# [Problem to work on]
In the entries that follow, find the word "nere" and report each line it is on.

# [Records shown]
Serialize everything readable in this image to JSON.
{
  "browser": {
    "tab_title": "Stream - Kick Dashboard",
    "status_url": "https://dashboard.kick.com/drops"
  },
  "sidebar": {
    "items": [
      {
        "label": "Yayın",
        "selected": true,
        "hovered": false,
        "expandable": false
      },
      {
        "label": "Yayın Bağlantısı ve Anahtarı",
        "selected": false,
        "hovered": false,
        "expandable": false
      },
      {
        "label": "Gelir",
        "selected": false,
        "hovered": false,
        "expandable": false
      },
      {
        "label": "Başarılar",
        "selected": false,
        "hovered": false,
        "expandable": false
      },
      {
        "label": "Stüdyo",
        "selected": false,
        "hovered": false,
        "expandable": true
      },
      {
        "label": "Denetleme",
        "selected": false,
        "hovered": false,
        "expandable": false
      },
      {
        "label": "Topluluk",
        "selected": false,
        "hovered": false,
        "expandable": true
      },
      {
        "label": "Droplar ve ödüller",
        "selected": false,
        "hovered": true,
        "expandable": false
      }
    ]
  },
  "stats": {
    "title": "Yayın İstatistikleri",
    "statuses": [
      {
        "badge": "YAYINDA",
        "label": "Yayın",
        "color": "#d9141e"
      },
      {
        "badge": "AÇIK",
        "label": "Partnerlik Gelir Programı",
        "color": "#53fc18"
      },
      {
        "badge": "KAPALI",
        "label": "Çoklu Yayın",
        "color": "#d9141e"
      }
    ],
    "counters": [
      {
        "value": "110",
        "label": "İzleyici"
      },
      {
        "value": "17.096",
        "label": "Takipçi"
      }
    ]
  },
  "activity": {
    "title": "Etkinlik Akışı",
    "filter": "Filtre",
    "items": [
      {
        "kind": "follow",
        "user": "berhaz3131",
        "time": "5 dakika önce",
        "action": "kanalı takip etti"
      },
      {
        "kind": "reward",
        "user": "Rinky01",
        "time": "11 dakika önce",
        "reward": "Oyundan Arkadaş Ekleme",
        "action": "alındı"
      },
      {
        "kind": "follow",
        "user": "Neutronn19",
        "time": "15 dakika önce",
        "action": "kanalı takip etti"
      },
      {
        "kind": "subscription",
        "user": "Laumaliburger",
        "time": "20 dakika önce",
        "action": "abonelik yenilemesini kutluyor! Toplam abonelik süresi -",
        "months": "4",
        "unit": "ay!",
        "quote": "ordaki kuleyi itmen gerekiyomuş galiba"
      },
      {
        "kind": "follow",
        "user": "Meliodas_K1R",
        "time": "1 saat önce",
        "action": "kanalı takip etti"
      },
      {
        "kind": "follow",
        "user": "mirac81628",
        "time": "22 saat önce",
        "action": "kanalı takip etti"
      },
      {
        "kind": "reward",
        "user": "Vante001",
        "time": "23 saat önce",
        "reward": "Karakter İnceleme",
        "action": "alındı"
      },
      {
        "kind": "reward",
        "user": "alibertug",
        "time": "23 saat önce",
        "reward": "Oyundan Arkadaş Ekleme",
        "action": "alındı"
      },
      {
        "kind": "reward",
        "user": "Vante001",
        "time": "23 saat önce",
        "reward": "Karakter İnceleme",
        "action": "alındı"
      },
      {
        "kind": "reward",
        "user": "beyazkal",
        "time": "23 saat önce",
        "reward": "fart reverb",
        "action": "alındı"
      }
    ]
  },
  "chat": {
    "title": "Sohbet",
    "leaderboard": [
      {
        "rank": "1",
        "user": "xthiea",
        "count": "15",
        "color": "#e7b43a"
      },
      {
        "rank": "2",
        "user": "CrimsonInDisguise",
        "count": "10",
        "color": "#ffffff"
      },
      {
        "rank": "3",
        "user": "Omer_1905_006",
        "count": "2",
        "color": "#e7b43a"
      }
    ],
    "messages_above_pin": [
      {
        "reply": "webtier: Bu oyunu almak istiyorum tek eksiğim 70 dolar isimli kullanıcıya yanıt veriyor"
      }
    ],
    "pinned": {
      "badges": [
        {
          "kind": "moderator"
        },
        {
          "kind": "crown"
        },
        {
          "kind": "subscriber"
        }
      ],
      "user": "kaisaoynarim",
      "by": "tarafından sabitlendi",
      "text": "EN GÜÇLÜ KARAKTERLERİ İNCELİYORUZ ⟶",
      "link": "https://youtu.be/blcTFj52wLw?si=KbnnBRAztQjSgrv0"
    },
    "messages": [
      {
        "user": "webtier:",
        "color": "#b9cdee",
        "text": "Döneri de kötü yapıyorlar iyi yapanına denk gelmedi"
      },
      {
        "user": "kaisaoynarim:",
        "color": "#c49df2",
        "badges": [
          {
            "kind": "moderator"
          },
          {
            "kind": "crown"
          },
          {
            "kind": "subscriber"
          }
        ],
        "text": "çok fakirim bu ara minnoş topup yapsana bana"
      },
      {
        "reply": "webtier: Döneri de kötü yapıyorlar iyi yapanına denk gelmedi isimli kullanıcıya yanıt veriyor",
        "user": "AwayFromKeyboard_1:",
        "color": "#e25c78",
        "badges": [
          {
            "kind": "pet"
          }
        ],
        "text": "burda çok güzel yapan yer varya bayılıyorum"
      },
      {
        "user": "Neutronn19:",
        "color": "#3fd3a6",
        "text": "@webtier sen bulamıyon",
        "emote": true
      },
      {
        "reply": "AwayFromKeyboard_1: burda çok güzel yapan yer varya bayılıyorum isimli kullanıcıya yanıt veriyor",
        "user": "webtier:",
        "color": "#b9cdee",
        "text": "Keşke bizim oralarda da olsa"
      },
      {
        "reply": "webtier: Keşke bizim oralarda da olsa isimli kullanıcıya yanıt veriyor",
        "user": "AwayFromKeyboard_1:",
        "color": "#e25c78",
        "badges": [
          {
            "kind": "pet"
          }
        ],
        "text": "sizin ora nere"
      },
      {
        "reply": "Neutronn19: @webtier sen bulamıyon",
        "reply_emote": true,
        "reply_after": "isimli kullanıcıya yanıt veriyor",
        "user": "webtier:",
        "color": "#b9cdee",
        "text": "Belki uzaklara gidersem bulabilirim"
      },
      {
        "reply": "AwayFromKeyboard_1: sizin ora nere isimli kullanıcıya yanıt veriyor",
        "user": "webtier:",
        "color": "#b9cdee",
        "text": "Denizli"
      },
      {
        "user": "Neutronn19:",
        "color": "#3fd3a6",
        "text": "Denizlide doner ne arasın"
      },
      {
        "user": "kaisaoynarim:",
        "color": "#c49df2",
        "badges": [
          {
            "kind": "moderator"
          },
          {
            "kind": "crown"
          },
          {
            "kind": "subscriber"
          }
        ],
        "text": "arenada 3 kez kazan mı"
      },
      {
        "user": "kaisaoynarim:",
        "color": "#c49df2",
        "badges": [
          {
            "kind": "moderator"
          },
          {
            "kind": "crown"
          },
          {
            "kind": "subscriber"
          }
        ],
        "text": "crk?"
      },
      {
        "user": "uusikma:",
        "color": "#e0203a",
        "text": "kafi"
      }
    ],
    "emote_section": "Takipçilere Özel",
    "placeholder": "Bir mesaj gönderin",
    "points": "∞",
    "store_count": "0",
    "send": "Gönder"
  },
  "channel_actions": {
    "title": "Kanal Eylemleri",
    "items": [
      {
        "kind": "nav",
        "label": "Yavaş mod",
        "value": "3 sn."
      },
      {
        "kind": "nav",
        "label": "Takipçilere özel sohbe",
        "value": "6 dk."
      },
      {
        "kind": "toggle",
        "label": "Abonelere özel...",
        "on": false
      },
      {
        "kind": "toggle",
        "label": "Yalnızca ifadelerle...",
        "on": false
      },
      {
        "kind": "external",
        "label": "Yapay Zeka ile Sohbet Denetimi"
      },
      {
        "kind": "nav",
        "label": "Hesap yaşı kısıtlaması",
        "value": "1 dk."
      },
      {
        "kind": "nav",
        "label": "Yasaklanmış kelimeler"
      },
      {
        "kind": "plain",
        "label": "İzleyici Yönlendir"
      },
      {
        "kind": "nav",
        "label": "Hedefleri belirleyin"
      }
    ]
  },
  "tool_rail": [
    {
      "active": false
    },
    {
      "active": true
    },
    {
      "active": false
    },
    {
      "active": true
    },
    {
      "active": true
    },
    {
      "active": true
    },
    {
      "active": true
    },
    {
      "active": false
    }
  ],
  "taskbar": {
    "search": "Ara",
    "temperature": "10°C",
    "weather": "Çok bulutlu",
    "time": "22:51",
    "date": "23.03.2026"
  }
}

# [Result for this exercise]
        "text": "sizin ora nere"
        "reply": "AwayFromKeyboard_1: sizin ora nere isimli kullanıcıya yanıt veriyor",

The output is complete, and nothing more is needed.